- [Job]: Can you transcribe every record below exactly as it appears?
=== Given information ===
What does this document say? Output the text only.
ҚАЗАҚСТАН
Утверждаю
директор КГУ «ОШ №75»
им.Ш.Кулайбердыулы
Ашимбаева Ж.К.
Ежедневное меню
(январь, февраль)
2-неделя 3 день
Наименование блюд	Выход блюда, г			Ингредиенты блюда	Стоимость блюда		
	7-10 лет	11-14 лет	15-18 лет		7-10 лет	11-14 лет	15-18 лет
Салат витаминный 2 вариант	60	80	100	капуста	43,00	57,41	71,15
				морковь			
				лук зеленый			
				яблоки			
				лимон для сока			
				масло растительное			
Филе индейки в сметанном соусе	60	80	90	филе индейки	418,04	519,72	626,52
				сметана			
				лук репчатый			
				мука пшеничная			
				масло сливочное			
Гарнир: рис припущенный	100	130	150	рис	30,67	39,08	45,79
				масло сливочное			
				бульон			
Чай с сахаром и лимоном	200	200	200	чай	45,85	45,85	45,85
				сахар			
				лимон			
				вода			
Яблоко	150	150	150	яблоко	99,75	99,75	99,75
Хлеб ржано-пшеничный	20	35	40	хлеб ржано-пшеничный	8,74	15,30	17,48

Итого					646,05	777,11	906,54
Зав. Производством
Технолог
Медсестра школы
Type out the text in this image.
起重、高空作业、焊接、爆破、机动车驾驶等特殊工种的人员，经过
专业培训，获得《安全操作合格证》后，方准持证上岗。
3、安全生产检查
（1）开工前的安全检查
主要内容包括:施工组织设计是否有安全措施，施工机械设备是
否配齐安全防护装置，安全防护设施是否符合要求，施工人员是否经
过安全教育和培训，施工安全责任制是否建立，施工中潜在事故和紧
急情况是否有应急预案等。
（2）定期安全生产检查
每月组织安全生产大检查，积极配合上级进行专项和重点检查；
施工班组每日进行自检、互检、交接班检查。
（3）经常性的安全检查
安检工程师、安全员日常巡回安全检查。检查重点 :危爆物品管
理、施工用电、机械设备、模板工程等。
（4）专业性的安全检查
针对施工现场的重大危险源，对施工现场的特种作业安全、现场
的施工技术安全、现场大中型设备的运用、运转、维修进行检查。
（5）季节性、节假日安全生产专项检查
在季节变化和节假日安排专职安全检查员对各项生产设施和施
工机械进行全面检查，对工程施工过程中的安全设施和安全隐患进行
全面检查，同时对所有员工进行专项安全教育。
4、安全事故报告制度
===
- [Solution to the exercise]:
What does this document say? Output the text only.
ҚАЗАҚСТАН
Утверждаю
директор КГУ «ОШ №75»
им.Ш.Кулайбердыулы
Ашимбаева Ж.К.
Ежедневное меню
(январь, февраль)
2-неделя 3 день
Наименование блюд	Выход блюда, г			Ингредиенты блюда	Стоимость блюда		
	7-10 лет	11-14 лет	15-18 лет		7-10 лет	11-14 лет	15-18 лет
Салат витаминный 2 вариант	60	80	100	капуста	43,00	57,41	71,15
				морковь			
				лук зеленый			
				яблоки			
				лимон для сока			
				масло растительное			
Филе индейки в сметанном соусе	60	80	90	филе индейки	418,04	519,72	626,52
				сметана			
				лук репчатый			
				мука пшеничная			
				масло сливочное			
Гарнир: рис припущенный	100	130	150	рис	30,67	39,08	45,79
				масло сливочное			
				бульон			
Чай с сахаром и лимоном	200	200	200	чай	45,85	45,85	45,85
				сахар			
				лимон			
				вода			
Яблоко	150	150	150	яблоко	99,75	99,75	99,75
Хлеб ржано-пшеничный	20	35	40	хлеб ржано-пшеничный	8,74	15,30	17,48

Итого					646,05	777,11	906,54
Зав. Производством
Технолог
Медсестра школы
Type out the text in this image.
起重、高空作业、焊接、爆破、机动车驾驶等特殊工种的人员，经过
专业培训，获得《安全操作合格证》后，方准持证上岗。
3、安全生产检查
（1）开工前的安全检查
主要内容包括:施工组织设计是否有安全措施，施工机械设备是
否配齐安全防护装置，安全防护设施是否符合要求，施工人员是否经
过安全教育和培训，施工安全责任制是否建立，施工中潜在事故和紧
急情况是否有应急预案等。
（2）定期安全生产检查
每月组织安全生产大检查，积极配合上级进行专项和重点检查；
施工班组每日进行自检、互检、交接班检查。
（3）经常性的安全检查
安检工程师、安全员日常巡回安全检查。检查重点 :危爆物品管
理、施工用电、机械设备、模板工程等。
（4）专业性的安全检查
针对施工现场的重大危险源，对施工现场的特种作业安全、现场
的施工技术安全、现场大中型设备的运用、运转、维修进行检查。
（5）季节性、节假日安全生产专项检查
在季节变化和节假日安排专职安全检查员对各项生产设施和施
工机械进行全面检查，对工程施工过程中的安全设施和安全隐患进行
全面检查，同时对所有员工进行专项安全教育。
4、安全事故报告制度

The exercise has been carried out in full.